:: TASK REQUIREMENTS ::
Each line that holds the word "iDVD" counts once; report the total and nothing else.

[Entries from a dataset]
++++++
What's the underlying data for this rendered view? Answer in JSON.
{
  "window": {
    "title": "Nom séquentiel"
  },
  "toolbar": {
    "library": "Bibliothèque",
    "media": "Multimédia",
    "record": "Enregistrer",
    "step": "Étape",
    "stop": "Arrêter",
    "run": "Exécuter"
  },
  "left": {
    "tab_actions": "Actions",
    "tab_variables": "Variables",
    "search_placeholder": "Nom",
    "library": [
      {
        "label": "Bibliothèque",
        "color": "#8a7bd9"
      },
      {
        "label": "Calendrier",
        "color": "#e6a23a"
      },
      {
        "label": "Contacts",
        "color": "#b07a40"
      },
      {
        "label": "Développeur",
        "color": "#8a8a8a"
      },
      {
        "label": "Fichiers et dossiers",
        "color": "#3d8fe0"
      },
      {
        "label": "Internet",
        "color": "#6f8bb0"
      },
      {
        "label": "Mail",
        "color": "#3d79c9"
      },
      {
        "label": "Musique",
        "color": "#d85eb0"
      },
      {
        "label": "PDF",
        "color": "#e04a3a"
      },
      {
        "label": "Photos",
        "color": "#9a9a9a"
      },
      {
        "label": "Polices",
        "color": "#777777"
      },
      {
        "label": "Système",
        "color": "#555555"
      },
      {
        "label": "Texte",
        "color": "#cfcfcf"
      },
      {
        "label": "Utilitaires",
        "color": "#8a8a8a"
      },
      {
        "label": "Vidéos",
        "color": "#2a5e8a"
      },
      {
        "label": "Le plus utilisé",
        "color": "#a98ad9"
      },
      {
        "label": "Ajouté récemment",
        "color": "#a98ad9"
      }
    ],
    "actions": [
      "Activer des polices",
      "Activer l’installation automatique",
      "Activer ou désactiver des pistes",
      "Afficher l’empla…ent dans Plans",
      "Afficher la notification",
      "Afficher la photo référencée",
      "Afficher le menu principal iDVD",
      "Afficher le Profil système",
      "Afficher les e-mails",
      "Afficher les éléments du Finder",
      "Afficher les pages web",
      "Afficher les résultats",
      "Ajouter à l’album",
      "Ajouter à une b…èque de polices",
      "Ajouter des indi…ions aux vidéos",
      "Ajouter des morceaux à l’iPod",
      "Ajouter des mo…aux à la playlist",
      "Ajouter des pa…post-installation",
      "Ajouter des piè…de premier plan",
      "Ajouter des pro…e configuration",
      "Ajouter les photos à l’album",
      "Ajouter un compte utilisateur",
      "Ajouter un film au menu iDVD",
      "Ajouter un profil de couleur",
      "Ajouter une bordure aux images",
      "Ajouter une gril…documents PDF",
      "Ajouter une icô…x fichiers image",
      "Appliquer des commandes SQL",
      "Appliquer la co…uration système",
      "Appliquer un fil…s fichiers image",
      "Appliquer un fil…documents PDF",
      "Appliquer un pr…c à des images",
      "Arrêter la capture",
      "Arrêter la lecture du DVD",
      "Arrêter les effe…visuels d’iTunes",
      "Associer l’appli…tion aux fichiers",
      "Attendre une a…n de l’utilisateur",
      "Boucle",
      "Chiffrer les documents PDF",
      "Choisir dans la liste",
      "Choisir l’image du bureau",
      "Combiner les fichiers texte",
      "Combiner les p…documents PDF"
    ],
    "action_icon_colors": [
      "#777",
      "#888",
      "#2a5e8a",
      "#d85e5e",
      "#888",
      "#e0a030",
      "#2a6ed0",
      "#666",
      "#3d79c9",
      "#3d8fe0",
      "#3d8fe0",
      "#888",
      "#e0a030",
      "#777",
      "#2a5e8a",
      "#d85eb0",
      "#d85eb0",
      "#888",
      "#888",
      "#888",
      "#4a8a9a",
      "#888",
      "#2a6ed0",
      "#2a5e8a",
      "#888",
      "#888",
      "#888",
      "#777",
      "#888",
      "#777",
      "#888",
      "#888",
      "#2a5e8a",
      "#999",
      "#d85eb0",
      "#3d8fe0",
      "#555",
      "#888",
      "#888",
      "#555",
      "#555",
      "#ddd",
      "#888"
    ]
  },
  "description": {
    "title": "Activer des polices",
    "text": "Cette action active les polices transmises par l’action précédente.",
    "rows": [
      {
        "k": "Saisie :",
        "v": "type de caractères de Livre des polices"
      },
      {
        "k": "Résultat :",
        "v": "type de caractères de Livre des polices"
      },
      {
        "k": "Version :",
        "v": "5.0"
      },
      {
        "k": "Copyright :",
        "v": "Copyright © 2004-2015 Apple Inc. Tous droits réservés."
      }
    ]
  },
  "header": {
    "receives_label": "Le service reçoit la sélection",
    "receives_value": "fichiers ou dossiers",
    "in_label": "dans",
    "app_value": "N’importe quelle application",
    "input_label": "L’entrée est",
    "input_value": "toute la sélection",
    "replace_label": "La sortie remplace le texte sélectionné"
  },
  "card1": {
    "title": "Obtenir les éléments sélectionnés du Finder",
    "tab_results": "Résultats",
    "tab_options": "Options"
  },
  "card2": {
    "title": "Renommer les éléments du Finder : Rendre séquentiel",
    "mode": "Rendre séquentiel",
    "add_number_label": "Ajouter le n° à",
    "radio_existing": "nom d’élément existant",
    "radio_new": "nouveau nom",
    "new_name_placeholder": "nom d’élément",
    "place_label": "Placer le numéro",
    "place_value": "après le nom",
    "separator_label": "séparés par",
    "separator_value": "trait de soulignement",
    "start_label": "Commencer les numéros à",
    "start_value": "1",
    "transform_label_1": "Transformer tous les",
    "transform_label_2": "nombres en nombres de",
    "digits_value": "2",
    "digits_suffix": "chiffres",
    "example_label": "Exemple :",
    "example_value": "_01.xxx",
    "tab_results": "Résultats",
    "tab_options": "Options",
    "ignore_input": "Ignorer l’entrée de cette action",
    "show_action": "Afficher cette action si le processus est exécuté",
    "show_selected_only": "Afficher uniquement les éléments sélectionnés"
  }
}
++++++
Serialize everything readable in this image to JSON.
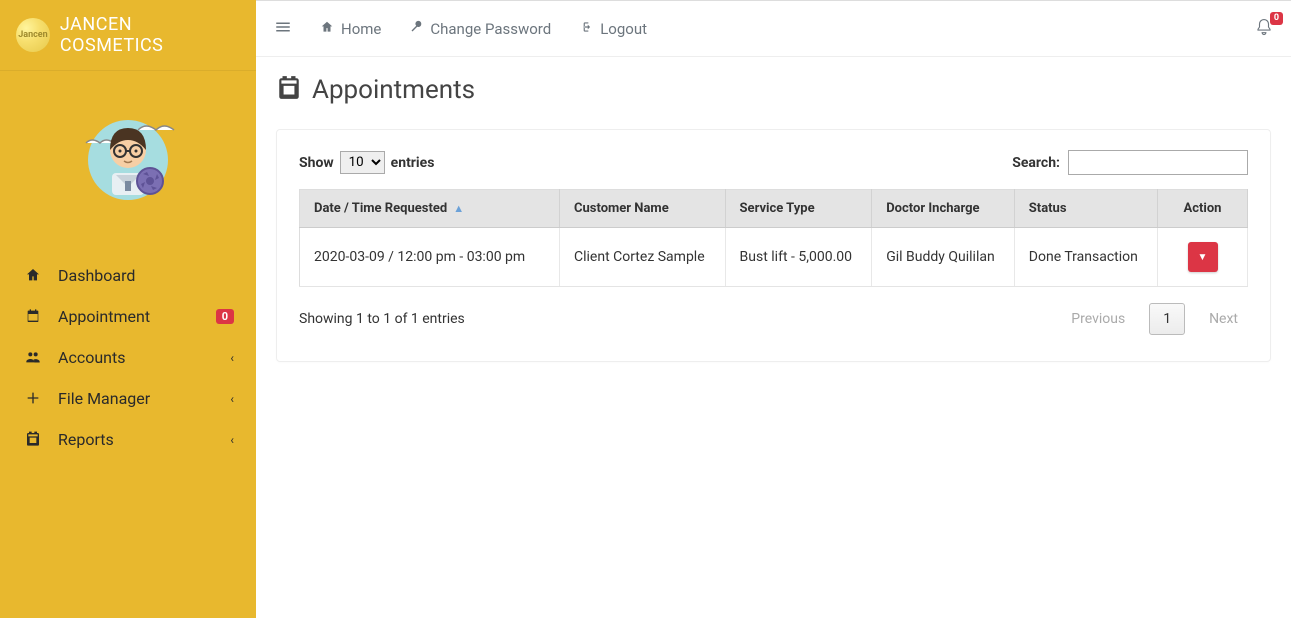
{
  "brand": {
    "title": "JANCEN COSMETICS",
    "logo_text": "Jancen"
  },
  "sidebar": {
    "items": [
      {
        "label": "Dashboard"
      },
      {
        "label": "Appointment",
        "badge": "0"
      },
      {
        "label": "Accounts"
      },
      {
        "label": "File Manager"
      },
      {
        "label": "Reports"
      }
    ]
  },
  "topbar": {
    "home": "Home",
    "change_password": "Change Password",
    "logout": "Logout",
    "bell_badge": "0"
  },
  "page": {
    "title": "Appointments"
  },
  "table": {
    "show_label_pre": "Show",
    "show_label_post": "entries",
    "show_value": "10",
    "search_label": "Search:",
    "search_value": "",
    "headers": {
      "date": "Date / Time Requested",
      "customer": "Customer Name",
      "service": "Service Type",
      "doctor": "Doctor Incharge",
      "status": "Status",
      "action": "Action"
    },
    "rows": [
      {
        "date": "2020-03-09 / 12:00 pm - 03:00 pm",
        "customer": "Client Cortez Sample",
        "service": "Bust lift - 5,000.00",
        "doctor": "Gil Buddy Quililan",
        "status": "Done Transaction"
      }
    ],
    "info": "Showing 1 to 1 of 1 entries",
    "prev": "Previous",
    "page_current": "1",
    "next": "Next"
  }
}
++++++
:: CORRECT OUTPUT ::
2